TASK DETAILS: The answer is one number: how many lines in the data below hold "values".

PROVIDED DATA:
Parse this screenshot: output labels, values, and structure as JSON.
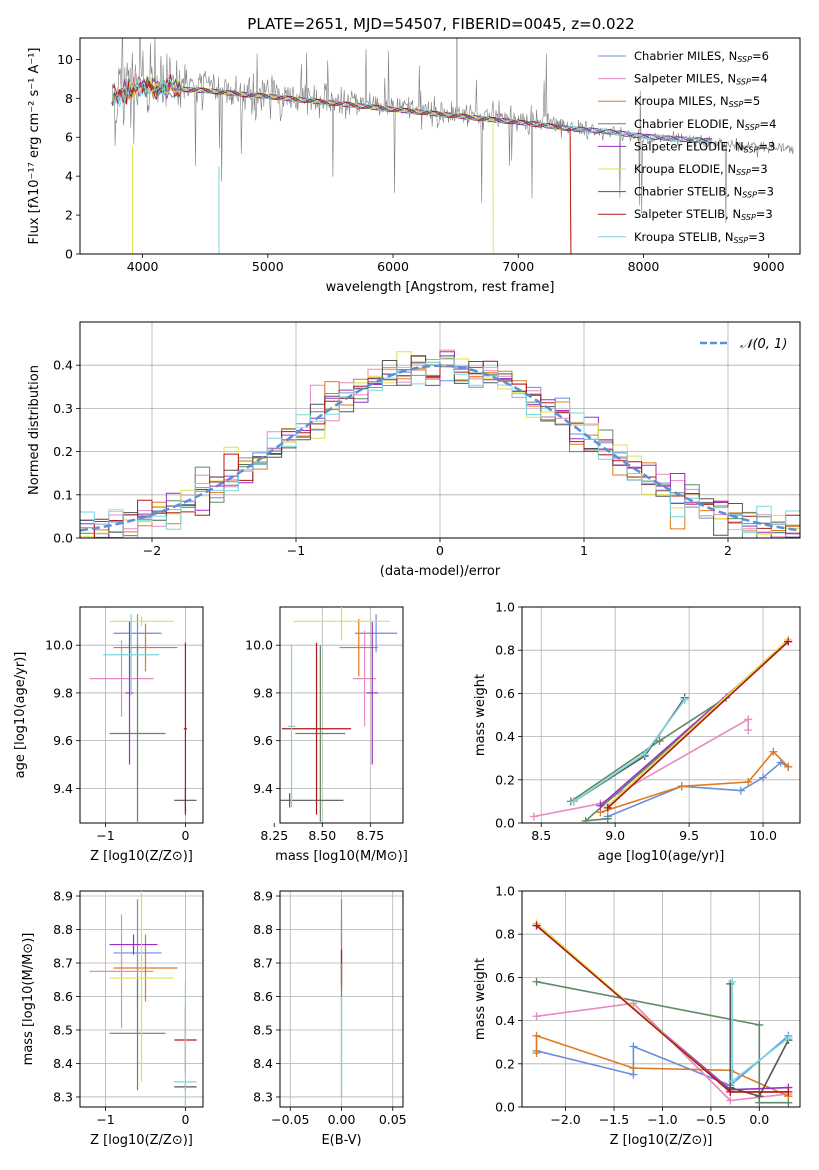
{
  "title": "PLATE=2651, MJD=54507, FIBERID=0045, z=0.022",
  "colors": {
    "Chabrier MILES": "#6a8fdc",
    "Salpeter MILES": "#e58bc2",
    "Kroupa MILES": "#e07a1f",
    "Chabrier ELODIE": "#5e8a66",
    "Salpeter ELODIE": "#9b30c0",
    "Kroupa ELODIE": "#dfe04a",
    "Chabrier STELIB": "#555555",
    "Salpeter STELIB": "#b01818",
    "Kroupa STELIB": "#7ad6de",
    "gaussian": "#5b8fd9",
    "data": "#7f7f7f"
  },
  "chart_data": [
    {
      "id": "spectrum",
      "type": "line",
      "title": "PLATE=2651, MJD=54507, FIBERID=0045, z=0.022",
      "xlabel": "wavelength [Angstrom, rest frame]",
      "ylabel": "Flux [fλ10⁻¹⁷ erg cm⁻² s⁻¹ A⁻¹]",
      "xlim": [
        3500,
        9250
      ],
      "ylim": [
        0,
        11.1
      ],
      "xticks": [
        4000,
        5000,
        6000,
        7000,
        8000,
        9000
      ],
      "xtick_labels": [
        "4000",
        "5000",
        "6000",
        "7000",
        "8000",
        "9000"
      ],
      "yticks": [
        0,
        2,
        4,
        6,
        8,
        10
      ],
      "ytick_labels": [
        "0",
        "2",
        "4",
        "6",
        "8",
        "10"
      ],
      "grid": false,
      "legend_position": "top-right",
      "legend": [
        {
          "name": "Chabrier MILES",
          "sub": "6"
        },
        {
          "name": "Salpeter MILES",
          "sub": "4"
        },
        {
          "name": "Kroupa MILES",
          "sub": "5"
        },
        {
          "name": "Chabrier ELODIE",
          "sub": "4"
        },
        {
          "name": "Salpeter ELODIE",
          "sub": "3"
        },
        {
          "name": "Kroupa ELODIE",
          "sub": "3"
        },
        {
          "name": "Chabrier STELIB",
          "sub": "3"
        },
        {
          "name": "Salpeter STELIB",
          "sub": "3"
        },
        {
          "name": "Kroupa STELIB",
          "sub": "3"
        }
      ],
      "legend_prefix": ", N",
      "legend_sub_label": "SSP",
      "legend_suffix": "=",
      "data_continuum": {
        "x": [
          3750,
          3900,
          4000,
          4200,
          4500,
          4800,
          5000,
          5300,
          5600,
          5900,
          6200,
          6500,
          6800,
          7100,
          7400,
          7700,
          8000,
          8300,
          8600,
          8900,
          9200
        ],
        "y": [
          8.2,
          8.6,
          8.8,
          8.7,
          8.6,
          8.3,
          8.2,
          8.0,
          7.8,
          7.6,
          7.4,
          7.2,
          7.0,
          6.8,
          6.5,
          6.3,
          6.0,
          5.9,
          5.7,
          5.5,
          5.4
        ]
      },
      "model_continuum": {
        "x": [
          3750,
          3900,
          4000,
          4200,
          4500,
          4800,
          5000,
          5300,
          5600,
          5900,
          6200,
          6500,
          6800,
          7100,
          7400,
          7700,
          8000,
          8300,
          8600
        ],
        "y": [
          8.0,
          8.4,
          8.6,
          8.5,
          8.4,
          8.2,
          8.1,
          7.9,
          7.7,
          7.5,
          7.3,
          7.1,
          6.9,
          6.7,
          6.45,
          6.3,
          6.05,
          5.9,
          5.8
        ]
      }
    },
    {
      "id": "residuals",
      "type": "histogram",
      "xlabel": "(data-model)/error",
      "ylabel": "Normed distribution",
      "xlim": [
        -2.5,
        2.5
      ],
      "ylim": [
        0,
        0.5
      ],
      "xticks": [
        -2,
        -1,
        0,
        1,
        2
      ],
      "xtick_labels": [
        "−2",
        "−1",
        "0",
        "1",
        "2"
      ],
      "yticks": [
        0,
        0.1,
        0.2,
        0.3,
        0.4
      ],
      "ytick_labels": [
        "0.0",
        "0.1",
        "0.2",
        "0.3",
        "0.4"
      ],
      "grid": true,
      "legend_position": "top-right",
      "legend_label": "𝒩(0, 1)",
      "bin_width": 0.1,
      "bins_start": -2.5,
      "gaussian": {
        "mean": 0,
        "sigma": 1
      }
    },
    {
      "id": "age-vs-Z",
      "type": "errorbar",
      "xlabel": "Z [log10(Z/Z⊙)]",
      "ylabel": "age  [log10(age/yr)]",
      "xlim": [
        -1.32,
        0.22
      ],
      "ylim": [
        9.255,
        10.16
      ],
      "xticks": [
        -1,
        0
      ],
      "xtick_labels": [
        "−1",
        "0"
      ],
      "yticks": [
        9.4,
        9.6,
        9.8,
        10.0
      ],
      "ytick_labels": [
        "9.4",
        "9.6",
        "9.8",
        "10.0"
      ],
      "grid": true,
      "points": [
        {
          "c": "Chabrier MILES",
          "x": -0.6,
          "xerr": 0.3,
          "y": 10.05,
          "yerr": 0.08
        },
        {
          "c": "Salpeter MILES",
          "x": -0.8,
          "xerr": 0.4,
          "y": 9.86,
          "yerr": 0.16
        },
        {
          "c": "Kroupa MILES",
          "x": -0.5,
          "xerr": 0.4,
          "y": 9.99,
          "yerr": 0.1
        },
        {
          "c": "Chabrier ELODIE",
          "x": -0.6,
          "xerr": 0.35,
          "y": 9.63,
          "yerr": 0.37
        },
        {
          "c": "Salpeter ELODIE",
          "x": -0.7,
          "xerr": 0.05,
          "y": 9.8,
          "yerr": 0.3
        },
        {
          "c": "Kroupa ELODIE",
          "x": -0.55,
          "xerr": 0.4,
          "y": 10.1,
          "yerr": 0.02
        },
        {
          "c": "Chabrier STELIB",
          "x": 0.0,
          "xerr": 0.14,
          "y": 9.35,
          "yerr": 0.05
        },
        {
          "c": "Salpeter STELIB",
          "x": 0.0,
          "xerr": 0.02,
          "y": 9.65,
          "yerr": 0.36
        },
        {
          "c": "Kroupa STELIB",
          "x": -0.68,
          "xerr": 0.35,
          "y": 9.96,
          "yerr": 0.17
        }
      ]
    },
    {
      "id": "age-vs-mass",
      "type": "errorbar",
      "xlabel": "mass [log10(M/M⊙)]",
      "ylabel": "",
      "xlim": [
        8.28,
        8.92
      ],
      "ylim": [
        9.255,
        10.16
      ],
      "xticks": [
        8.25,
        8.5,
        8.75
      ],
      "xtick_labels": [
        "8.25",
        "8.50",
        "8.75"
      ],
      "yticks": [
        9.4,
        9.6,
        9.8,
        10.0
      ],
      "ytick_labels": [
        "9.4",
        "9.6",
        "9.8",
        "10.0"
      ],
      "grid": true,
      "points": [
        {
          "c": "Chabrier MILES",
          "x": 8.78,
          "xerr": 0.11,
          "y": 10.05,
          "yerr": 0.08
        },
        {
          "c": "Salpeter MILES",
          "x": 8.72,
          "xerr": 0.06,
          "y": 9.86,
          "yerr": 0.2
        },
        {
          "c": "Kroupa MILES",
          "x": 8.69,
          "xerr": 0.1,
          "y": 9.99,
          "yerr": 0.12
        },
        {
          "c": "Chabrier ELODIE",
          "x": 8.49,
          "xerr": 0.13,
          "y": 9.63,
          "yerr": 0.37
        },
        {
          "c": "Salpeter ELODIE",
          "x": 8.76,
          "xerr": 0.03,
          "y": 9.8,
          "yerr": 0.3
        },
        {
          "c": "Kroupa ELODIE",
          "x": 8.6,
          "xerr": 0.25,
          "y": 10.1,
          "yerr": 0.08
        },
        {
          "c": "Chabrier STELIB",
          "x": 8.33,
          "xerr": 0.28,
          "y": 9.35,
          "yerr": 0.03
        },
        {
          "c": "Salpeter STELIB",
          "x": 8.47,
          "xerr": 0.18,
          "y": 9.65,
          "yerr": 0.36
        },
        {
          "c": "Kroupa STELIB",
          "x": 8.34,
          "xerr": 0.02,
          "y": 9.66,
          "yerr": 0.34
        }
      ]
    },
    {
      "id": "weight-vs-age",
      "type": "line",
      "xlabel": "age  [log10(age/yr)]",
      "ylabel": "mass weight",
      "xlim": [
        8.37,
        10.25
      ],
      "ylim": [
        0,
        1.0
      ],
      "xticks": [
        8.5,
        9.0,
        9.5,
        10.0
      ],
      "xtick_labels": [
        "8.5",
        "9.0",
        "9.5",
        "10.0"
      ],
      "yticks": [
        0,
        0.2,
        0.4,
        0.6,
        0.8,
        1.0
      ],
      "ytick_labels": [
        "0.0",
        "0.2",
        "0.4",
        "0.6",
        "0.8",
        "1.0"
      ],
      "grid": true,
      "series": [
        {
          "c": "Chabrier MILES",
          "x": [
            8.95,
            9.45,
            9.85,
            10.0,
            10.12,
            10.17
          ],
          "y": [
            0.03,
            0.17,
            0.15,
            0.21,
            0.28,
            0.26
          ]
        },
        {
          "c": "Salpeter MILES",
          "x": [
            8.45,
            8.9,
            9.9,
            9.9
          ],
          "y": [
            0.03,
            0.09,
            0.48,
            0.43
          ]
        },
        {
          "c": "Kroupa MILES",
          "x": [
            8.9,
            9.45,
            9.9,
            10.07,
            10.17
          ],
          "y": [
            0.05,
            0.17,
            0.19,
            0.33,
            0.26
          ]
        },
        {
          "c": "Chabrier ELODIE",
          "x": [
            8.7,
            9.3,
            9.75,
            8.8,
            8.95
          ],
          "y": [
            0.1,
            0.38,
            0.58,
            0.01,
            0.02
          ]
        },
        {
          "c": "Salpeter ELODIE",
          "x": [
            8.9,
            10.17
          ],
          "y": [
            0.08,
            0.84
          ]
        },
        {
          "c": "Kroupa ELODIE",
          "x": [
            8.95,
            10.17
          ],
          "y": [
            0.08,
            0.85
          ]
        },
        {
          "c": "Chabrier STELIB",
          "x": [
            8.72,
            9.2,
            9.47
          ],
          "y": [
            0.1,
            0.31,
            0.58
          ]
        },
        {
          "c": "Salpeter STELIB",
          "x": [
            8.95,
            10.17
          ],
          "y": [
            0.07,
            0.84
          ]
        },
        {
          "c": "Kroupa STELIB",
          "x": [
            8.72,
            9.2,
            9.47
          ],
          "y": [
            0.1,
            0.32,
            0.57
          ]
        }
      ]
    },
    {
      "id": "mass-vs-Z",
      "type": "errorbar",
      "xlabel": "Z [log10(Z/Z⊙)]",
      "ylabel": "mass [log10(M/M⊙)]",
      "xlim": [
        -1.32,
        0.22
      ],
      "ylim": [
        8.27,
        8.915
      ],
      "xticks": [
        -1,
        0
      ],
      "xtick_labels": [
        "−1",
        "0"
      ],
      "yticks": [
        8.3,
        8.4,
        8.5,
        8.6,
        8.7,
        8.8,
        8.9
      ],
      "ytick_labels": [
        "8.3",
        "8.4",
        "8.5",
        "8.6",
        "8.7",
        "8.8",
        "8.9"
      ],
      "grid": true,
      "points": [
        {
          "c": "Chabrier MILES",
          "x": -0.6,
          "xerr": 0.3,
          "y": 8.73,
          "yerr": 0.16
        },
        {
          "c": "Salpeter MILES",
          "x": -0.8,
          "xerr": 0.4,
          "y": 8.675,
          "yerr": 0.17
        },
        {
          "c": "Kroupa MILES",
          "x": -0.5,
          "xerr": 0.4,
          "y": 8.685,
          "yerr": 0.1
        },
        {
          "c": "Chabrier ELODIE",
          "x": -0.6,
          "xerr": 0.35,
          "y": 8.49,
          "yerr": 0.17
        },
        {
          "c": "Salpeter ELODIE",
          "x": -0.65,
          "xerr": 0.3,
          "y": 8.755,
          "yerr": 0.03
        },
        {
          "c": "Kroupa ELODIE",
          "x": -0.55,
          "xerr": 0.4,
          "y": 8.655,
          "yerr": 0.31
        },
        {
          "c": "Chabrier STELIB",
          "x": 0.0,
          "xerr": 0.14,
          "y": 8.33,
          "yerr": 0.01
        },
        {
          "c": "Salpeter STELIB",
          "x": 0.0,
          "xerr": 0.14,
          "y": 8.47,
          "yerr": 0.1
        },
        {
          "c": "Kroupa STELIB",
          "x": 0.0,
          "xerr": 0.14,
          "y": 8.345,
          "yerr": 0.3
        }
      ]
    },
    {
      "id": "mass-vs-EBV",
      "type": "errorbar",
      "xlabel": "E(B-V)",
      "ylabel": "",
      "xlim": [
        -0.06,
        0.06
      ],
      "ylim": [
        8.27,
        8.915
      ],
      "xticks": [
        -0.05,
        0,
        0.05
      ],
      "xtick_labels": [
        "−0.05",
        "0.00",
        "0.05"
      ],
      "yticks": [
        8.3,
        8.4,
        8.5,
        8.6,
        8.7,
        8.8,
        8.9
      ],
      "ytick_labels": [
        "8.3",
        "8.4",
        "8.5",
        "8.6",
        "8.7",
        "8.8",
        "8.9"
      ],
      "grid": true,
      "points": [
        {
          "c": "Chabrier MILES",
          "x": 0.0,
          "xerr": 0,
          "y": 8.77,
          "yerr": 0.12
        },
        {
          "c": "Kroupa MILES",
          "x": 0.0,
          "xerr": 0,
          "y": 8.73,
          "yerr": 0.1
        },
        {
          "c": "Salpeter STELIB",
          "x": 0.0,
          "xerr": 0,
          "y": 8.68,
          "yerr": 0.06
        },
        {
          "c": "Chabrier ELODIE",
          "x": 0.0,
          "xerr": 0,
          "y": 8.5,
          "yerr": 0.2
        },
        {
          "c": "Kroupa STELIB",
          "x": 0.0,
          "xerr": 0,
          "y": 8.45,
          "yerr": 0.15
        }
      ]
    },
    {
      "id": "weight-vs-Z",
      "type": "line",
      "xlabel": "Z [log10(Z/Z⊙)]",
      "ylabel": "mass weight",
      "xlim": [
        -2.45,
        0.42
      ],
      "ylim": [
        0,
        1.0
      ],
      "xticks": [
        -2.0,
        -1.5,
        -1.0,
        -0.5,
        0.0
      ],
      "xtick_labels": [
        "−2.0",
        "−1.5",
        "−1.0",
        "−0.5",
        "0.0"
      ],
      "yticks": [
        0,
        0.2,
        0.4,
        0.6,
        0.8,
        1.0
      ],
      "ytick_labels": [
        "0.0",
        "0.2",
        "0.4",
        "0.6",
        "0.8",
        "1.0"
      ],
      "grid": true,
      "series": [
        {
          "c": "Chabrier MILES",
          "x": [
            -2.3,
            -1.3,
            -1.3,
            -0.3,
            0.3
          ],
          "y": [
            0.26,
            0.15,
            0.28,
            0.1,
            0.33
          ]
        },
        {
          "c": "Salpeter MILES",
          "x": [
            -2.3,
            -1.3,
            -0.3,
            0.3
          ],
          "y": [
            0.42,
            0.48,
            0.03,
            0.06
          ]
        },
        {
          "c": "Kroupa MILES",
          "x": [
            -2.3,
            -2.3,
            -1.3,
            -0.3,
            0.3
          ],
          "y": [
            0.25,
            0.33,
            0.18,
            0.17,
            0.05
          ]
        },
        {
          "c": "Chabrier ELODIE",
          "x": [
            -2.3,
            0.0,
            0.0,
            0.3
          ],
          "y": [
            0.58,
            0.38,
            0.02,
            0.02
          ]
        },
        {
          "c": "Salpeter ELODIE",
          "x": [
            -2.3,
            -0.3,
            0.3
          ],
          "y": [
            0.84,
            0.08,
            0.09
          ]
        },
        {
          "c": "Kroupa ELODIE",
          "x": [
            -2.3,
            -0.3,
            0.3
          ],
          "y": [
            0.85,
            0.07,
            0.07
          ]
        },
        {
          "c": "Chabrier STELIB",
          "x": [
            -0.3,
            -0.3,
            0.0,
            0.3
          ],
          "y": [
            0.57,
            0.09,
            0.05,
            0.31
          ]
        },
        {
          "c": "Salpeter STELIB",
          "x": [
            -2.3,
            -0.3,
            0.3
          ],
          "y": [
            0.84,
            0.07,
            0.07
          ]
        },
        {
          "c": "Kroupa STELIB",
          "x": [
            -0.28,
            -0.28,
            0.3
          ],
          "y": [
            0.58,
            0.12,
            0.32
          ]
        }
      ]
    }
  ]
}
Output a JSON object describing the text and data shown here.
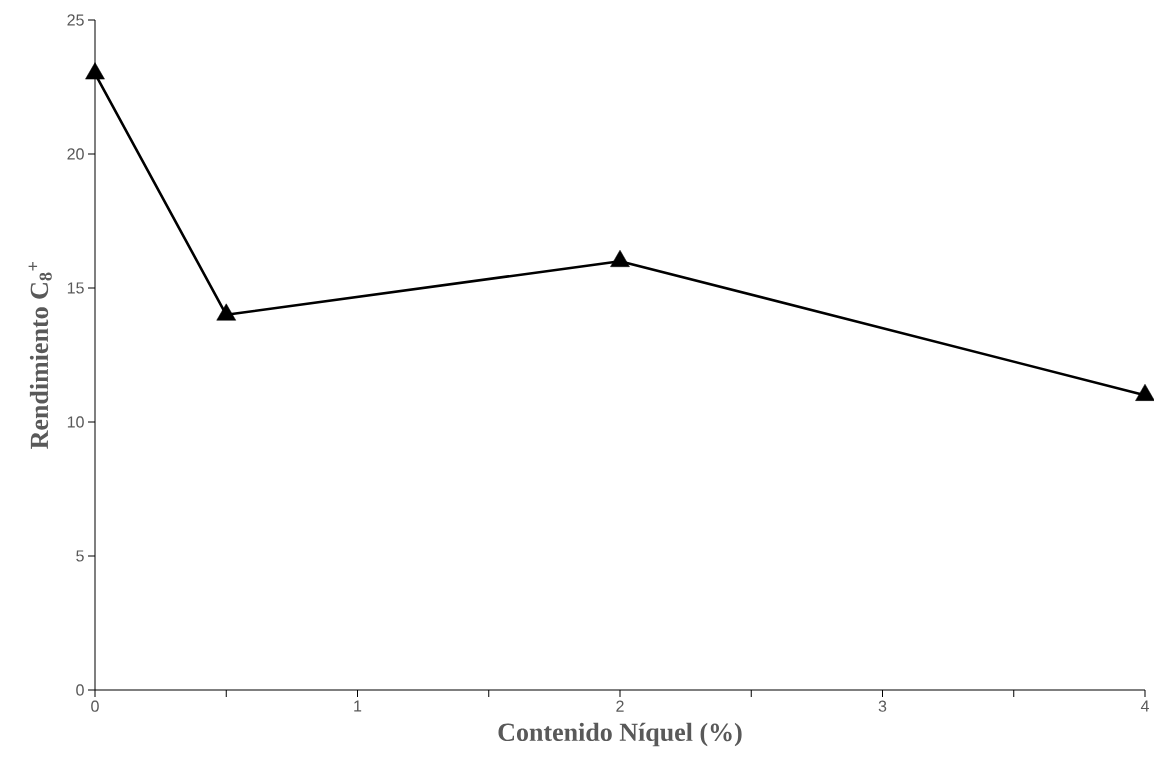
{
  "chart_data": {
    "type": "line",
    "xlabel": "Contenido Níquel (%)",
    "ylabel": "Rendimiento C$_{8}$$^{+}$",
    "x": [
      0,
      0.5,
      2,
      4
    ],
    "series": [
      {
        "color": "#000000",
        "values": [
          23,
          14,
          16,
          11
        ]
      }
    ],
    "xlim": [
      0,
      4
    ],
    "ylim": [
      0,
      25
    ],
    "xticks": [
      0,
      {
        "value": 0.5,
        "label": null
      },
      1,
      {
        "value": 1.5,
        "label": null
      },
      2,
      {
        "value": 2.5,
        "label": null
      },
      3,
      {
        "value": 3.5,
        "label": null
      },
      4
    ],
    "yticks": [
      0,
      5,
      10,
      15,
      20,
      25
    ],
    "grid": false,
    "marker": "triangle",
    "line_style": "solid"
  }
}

THE COMPLETED TASK: 2